▶ [Directions for this task]
In the material below, identify each line bearing the word "Baden". Reproduce those lines.

▶ [Material]
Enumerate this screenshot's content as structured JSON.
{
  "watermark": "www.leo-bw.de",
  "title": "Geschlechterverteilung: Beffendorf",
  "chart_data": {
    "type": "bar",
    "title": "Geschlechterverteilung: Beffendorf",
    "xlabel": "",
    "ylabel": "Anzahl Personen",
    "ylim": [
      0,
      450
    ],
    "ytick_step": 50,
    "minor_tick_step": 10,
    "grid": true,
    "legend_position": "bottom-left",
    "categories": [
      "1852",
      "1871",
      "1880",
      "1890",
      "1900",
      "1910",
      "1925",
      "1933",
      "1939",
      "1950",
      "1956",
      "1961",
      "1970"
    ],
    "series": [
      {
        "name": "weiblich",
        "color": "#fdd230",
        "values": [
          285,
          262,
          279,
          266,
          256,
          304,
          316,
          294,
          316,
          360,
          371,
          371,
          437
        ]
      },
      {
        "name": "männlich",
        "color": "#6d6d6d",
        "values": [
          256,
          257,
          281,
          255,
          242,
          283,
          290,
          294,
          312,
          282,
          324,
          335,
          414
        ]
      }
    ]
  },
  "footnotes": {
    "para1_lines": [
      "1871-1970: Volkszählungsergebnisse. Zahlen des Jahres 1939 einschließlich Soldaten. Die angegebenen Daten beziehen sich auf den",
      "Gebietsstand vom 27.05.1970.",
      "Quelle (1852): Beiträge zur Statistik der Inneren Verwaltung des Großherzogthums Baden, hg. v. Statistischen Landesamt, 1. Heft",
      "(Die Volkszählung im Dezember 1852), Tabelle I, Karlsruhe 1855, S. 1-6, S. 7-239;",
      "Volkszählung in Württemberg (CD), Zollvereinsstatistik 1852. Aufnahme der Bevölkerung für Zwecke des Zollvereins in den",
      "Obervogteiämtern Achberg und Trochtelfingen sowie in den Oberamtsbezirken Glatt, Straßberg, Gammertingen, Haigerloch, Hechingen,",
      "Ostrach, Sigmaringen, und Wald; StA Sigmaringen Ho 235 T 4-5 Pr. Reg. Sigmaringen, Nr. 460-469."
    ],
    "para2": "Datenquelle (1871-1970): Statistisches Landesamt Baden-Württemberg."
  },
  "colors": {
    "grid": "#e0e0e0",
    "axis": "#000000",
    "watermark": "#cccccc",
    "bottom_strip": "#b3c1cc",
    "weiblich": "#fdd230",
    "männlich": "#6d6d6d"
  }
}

==

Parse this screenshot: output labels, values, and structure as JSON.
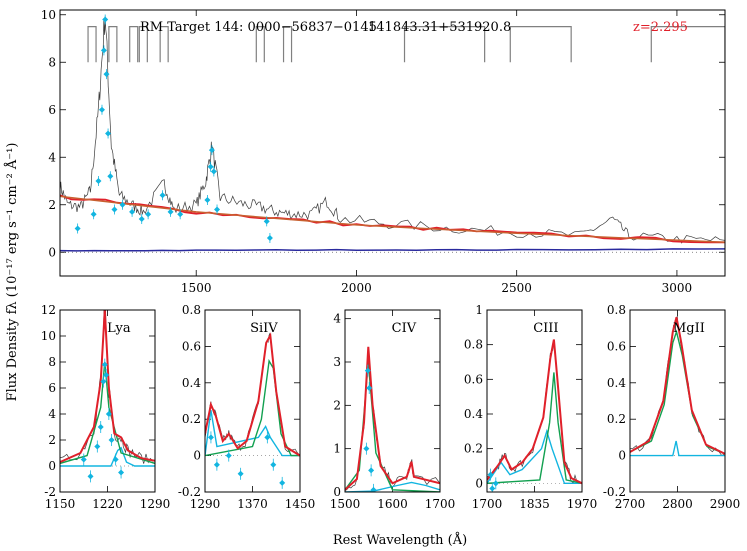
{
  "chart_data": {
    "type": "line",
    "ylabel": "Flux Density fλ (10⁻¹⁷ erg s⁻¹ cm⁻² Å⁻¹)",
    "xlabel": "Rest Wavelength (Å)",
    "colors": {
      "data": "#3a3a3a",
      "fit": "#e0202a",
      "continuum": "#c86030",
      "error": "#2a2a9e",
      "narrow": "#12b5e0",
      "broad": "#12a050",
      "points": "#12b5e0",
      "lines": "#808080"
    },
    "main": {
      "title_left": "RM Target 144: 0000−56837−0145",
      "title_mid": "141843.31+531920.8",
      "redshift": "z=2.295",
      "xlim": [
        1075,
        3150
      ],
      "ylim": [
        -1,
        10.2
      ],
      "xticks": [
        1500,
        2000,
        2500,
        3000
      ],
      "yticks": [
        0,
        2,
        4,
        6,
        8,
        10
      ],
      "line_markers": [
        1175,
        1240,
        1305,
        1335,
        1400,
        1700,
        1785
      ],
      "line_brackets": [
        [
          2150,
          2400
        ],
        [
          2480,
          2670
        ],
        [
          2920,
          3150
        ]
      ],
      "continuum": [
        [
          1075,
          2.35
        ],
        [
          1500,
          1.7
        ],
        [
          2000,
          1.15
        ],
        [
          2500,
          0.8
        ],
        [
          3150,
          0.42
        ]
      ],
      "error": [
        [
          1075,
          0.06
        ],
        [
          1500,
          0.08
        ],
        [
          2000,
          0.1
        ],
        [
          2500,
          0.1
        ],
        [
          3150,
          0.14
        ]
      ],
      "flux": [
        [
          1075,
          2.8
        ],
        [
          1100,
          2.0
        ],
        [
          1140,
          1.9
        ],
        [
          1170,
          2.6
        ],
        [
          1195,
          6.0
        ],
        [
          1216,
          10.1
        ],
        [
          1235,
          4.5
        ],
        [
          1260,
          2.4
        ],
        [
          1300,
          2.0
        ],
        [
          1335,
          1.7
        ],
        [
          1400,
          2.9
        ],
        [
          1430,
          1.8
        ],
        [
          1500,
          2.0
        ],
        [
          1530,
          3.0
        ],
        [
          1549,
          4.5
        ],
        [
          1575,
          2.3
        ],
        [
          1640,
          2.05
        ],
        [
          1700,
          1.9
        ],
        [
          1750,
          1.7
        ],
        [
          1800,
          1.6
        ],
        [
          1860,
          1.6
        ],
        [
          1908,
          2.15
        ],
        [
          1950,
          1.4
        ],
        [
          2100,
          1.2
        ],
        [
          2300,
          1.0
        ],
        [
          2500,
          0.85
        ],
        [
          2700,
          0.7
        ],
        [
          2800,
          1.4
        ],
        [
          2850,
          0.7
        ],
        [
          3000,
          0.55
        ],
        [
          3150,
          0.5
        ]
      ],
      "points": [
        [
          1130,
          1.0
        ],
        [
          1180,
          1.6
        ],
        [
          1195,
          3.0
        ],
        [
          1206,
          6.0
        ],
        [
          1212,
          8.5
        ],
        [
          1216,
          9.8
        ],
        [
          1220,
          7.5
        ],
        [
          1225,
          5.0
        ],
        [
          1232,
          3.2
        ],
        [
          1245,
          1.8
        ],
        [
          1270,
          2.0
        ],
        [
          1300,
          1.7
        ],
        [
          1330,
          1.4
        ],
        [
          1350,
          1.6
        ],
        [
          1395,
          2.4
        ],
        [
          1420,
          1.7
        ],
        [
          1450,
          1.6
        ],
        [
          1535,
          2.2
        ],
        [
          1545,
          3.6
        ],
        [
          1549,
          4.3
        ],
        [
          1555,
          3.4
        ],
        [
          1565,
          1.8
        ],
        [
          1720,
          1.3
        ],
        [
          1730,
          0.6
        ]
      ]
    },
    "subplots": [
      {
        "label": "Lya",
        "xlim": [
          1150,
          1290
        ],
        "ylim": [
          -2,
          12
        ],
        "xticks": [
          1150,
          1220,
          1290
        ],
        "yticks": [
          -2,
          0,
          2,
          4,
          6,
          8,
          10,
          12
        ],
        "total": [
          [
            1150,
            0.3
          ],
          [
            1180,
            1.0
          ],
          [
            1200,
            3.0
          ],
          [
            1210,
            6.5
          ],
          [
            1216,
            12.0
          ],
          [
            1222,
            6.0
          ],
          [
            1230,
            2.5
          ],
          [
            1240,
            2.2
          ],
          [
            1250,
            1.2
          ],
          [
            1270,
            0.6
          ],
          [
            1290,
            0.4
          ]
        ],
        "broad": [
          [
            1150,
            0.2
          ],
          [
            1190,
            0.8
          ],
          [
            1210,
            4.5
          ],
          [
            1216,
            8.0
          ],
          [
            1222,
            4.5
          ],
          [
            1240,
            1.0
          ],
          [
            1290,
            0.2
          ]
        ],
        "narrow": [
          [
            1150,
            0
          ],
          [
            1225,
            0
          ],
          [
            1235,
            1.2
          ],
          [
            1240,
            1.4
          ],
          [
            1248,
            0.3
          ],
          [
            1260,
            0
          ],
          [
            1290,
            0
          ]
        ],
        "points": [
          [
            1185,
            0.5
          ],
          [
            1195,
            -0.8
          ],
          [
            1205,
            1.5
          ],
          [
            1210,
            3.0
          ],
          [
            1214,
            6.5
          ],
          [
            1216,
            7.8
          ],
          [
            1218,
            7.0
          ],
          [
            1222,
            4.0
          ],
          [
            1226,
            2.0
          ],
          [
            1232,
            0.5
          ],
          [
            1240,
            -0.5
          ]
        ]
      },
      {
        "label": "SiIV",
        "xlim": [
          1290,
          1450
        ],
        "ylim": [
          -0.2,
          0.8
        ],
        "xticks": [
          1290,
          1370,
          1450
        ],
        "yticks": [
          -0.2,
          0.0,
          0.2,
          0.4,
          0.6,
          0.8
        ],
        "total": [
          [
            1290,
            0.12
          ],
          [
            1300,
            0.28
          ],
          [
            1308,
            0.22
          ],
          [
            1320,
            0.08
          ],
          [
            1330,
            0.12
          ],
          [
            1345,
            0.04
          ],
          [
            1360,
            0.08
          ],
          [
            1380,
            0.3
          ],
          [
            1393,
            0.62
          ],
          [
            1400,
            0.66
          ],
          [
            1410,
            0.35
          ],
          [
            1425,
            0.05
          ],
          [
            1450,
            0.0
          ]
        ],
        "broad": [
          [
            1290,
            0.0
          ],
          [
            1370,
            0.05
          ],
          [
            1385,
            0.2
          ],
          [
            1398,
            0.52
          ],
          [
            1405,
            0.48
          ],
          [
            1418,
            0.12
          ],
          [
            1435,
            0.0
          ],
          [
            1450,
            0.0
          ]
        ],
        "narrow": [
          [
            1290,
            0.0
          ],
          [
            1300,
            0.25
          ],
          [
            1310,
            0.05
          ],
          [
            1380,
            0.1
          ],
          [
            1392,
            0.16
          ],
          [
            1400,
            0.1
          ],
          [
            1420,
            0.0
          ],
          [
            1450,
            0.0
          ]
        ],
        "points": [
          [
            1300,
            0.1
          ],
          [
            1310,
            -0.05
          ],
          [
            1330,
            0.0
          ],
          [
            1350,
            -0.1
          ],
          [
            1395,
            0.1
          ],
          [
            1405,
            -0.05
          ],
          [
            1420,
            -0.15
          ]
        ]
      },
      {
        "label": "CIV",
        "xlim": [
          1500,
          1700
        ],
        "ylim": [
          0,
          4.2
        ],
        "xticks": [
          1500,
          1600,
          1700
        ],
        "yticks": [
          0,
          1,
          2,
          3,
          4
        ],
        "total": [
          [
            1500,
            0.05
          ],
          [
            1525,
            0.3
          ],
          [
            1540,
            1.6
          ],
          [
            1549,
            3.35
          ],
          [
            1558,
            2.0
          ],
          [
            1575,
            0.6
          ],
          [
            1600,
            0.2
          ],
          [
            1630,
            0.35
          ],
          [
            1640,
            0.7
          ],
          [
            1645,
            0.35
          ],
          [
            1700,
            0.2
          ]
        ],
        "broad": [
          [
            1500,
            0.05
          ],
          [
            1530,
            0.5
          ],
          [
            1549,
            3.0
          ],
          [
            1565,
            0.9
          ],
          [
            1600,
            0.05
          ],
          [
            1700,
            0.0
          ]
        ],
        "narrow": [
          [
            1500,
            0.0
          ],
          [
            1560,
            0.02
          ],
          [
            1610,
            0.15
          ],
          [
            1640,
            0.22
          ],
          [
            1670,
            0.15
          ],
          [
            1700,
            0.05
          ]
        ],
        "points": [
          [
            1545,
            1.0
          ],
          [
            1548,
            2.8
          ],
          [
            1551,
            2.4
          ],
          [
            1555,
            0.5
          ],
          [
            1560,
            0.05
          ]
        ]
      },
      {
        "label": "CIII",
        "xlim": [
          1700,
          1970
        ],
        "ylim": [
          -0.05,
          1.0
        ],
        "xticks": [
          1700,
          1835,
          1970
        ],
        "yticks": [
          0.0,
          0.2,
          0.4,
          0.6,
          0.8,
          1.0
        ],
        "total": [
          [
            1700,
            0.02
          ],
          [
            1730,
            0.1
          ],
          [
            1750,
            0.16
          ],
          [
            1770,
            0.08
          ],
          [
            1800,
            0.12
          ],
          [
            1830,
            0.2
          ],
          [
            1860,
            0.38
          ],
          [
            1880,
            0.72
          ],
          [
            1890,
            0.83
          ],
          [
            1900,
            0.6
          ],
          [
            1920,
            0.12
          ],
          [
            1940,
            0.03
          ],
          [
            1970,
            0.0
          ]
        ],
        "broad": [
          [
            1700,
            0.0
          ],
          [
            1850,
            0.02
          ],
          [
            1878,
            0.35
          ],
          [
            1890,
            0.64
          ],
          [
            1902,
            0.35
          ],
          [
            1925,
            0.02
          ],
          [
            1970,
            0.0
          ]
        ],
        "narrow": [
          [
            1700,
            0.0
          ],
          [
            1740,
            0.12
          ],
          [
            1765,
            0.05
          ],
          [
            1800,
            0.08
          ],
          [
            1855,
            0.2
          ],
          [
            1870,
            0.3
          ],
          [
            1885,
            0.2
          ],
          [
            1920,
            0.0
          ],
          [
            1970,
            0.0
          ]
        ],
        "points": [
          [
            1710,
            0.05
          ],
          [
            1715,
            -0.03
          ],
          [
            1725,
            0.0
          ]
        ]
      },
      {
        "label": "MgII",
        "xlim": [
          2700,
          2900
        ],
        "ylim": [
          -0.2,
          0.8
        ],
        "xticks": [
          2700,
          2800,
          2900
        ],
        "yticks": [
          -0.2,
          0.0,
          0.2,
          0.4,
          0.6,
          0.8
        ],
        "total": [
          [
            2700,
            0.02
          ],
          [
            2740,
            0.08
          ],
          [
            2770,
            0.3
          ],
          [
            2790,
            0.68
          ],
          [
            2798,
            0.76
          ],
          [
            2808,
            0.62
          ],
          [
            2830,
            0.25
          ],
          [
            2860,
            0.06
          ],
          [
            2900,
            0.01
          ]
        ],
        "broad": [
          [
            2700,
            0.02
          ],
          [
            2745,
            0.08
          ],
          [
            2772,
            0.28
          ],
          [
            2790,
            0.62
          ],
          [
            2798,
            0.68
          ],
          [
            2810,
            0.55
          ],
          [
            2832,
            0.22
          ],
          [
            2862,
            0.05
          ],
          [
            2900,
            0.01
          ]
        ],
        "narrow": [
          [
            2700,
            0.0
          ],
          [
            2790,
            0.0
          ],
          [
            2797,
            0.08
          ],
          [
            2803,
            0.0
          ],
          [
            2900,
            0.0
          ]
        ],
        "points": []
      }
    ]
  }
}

▶ [Response for this exercise]
      "Quelle (1852): Beiträge zur Statistik der Inneren Verwaltung des Großherzogthums Baden, hg. v. Statistischen Landesamt, 1. Heft",
    "para2": "Datenquelle (1871-1970): Statistisches Landesamt Baden-Württemberg."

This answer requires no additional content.